Dataset items
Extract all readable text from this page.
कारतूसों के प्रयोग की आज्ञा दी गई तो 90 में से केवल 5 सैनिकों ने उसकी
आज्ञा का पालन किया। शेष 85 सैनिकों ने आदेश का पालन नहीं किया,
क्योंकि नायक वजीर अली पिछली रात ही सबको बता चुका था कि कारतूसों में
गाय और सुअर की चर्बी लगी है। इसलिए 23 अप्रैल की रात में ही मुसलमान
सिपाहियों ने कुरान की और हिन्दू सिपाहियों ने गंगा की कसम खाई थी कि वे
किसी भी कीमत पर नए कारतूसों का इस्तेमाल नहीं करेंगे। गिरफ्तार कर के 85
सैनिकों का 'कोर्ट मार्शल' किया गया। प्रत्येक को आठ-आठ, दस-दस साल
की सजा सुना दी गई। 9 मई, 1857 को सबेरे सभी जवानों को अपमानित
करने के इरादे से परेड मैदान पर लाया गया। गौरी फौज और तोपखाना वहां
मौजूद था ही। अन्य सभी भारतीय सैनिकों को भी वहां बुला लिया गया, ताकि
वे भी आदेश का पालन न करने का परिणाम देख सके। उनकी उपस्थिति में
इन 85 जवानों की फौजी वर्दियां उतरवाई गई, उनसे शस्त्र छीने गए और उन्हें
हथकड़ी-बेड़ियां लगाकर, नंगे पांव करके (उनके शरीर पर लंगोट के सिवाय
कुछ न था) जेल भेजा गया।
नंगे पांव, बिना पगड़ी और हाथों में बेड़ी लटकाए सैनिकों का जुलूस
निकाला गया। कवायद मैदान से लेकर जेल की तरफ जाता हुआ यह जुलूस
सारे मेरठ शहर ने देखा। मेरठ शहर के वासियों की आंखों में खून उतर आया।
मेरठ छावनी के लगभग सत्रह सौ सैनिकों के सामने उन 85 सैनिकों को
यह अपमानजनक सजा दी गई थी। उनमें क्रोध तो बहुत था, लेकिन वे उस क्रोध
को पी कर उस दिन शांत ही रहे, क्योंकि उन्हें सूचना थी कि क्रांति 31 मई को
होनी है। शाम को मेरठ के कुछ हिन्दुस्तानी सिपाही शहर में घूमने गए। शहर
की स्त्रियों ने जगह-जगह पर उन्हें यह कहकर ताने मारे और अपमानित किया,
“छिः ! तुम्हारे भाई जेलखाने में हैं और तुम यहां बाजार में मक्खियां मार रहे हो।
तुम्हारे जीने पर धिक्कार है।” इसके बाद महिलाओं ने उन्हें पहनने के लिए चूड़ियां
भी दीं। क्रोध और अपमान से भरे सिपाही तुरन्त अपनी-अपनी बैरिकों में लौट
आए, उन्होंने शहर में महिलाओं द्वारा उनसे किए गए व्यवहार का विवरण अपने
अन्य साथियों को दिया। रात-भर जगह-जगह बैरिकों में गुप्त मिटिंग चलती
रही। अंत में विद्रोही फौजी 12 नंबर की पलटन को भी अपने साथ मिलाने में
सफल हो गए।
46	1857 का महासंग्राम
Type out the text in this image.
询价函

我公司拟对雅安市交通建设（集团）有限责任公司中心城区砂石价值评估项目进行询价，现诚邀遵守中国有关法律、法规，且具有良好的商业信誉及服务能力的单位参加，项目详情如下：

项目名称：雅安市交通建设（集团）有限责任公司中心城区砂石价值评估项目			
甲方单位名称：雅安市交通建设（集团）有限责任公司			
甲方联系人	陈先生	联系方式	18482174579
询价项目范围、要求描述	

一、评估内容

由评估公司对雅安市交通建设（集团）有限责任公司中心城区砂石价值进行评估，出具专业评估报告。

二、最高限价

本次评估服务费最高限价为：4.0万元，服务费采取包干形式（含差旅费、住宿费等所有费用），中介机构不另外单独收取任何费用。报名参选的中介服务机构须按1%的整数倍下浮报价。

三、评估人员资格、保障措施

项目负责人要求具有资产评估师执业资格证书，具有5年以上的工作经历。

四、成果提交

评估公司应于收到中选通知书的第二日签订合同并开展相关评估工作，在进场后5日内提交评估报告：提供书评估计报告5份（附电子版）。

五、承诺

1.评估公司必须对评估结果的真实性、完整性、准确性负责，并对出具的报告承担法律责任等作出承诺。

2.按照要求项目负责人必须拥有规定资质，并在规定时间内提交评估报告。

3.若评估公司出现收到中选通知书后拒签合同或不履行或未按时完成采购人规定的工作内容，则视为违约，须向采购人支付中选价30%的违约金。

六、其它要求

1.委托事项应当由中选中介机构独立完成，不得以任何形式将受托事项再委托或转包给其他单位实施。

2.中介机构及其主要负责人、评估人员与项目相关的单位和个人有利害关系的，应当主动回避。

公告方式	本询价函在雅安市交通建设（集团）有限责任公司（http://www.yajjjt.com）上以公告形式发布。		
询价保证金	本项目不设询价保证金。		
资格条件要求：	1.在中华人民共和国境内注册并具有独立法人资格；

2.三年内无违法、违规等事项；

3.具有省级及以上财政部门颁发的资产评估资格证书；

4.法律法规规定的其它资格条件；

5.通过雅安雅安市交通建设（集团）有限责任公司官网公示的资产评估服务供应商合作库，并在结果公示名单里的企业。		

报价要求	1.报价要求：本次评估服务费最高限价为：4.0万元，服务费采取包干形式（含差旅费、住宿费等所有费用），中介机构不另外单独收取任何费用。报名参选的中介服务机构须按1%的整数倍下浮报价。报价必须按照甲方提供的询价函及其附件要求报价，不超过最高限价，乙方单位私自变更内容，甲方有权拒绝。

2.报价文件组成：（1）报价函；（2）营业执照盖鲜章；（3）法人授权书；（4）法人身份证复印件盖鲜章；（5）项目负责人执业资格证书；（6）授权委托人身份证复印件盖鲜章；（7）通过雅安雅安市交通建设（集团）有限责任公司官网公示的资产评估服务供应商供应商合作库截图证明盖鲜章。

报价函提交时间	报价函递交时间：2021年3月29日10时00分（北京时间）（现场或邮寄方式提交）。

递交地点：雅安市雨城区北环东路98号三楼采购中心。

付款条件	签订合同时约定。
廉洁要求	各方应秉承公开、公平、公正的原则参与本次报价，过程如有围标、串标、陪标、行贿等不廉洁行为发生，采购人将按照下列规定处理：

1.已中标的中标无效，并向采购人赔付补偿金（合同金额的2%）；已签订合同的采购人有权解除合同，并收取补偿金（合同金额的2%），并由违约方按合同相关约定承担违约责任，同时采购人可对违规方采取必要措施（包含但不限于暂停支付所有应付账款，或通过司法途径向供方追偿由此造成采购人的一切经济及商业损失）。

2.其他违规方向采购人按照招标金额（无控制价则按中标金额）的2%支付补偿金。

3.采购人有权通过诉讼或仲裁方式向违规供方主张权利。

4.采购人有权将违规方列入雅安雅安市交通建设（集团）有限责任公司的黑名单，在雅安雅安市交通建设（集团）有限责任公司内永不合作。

• [DIRECTION]:
Write the material out again in its entirety, exactly as shown.

• [OUTPUT OF THE TASK]:
Extract all readable text from this page.
कारतूसों के प्रयोग की आज्ञा दी गई तो 90 में से केवल 5 सैनिकों ने उसकी
आज्ञा का पालन किया। शेष 85 सैनिकों ने आदेश का पालन नहीं किया,
क्योंकि नायक वजीर अली पिछली रात ही सबको बता चुका था कि कारतूसों में
गाय और सुअर की चर्बी लगी है। इसलिए 23 अप्रैल की रात में ही मुसलमान
सिपाहियों ने कुरान की और हिन्दू सिपाहियों ने गंगा की कसम खाई थी कि वे
किसी भी कीमत पर नए कारतूसों का इस्तेमाल नहीं करेंगे। गिरफ्तार कर के 85
सैनिकों का 'कोर्ट मार्शल' किया गया। प्रत्येक को आठ-आठ, दस-दस साल
की सजा सुना दी गई। 9 मई, 1857 को सबेरे सभी जवानों को अपमानित
करने के इरादे से परेड मैदान पर लाया गया। गौरी फौज और तोपखाना वहां
मौजूद था ही। अन्य सभी भारतीय सैनिकों को भी वहां बुला लिया गया, ताकि
वे भी आदेश का पालन न करने का परिणाम देख सके। उनकी उपस्थिति में
इन 85 जवानों की फौजी वर्दियां उतरवाई गई, उनसे शस्त्र छीने गए और उन्हें
हथकड़ी-बेड़ियां लगाकर, नंगे पांव करके (उनके शरीर पर लंगोट के सिवाय
कुछ न था) जेल भेजा गया।
नंगे पांव, बिना पगड़ी और हाथों में बेड़ी लटकाए सैनिकों का जुलूस
निकाला गया। कवायद मैदान से लेकर जेल की तरफ जाता हुआ यह जुलूस
सारे मेरठ शहर ने देखा। मेरठ शहर के वासियों की आंखों में खून उतर आया।
मेरठ छावनी के लगभग सत्रह सौ सैनिकों के सामने उन 85 सैनिकों को
यह अपमानजनक सजा दी गई थी। उनमें क्रोध तो बहुत था, लेकिन वे उस क्रोध
को पी कर उस दिन शांत ही रहे, क्योंकि उन्हें सूचना थी कि क्रांति 31 मई को
होनी है। शाम को मेरठ के कुछ हिन्दुस्तानी सिपाही शहर में घूमने गए। शहर
की स्त्रियों ने जगह-जगह पर उन्हें यह कहकर ताने मारे और अपमानित किया,
“छिः ! तुम्हारे भाई जेलखाने में हैं और तुम यहां बाजार में मक्खियां मार रहे हो।
तुम्हारे जीने पर धिक्कार है।” इसके बाद महिलाओं ने उन्हें पहनने के लिए चूड़ियां
भी दीं। क्रोध और अपमान से भरे सिपाही तुरन्त अपनी-अपनी बैरिकों में लौट
आए, उन्होंने शहर में महिलाओं द्वारा उनसे किए गए व्यवहार का विवरण अपने
अन्य साथियों को दिया। रात-भर जगह-जगह बैरिकों में गुप्त मिटिंग चलती
रही। अंत में विद्रोही फौजी 12 नंबर की पलटन को भी अपने साथ मिलाने में
सफल हो गए।
46	1857 का महासंग्राम
Type out the text in this image.
询价函

我公司拟对雅安市交通建设（集团）有限责任公司中心城区砂石价值评估项目进行询价，现诚邀遵守中国有关法律、法规，且具有良好的商业信誉及服务能力的单位参加，项目详情如下：

项目名称：雅安市交通建设（集团）有限责任公司中心城区砂石价值评估项目			
甲方单位名称：雅安市交通建设（集团）有限责任公司			
甲方联系人	陈先生	联系方式	18482174579
询价项目范围、要求描述	

一、评估内容

由评估公司对雅安市交通建设（集团）有限责任公司中心城区砂石价值进行评估，出具专业评估报告。

二、最高限价

本次评估服务费最高限价为：4.0万元，服务费采取包干形式（含差旅费、住宿费等所有费用），中介机构不另外单独收取任何费用。报名参选的中介服务机构须按1%的整数倍下浮报价。

三、评估人员资格、保障措施

项目负责人要求具有资产评估师执业资格证书，具有5年以上的工作经历。

四、成果提交

评估公司应于收到中选通知书的第二日签订合同并开展相关评估工作，在进场后5日内提交评估报告：提供书评估计报告5份（附电子版）。

五、承诺

1.评估公司必须对评估结果的真实性、完整性、准确性负责，并对出具的报告承担法律责任等作出承诺。

2.按照要求项目负责人必须拥有规定资质，并在规定时间内提交评估报告。

3.若评估公司出现收到中选通知书后拒签合同或不履行或未按时完成采购人规定的工作内容，则视为违约，须向采购人支付中选价30%的违约金。

六、其它要求

1.委托事项应当由中选中介机构独立完成，不得以任何形式将受托事项再委托或转包给其他单位实施。

2.中介机构及其主要负责人、评估人员与项目相关的单位和个人有利害关系的，应当主动回避。

公告方式	本询价函在雅安市交通建设（集团）有限责任公司（http://www.yajjjt.com）上以公告形式发布。		
询价保证金	本项目不设询价保证金。		
资格条件要求：	1.在中华人民共和国境内注册并具有独立法人资格；

2.三年内无违法、违规等事项；

3.具有省级及以上财政部门颁发的资产评估资格证书；

4.法律法规规定的其它资格条件；

5.通过雅安雅安市交通建设（集团）有限责任公司官网公示的资产评估服务供应商合作库，并在结果公示名单里的企业。		

报价要求	1.报价要求：本次评估服务费最高限价为：4.0万元，服务费采取包干形式（含差旅费、住宿费等所有费用），中介机构不另外单独收取任何费用。报名参选的中介服务机构须按1%的整数倍下浮报价。报价必须按照甲方提供的询价函及其附件要求报价，不超过最高限价，乙方单位私自变更内容，甲方有权拒绝。

2.报价文件组成：（1）报价函；（2）营业执照盖鲜章；（3）法人授权书；（4）法人身份证复印件盖鲜章；（5）项目负责人执业资格证书；（6）授权委托人身份证复印件盖鲜章；（7）通过雅安雅安市交通建设（集团）有限责任公司官网公示的资产评估服务供应商供应商合作库截图证明盖鲜章。

报价函提交时间	报价函递交时间：2021年3月29日10时00分（北京时间）（现场或邮寄方式提交）。

递交地点：雅安市雨城区北环东路98号三楼采购中心。

付款条件	签订合同时约定。
廉洁要求	各方应秉承公开、公平、公正的原则参与本次报价，过程如有围标、串标、陪标、行贿等不廉洁行为发生，采购人将按照下列规定处理：

1.已中标的中标无效，并向采购人赔付补偿金（合同金额的2%）；已签订合同的采购人有权解除合同，并收取补偿金（合同金额的2%），并由违约方按合同相关约定承担违约责任，同时采购人可对违规方采取必要措施（包含但不限于暂停支付所有应付账款，或通过司法途径向供方追偿由此造成采购人的一切经济及商业损失）。

2.其他违规方向采购人按照招标金额（无控制价则按中标金额）的2%支付补偿金。

3.采购人有权通过诉讼或仲裁方式向违规供方主张权利。

4.采购人有权将违规方列入雅安雅安市交通建设（集团）有限责任公司的黑名单，在雅安雅安市交通建设（集团）有限责任公司内永不合作。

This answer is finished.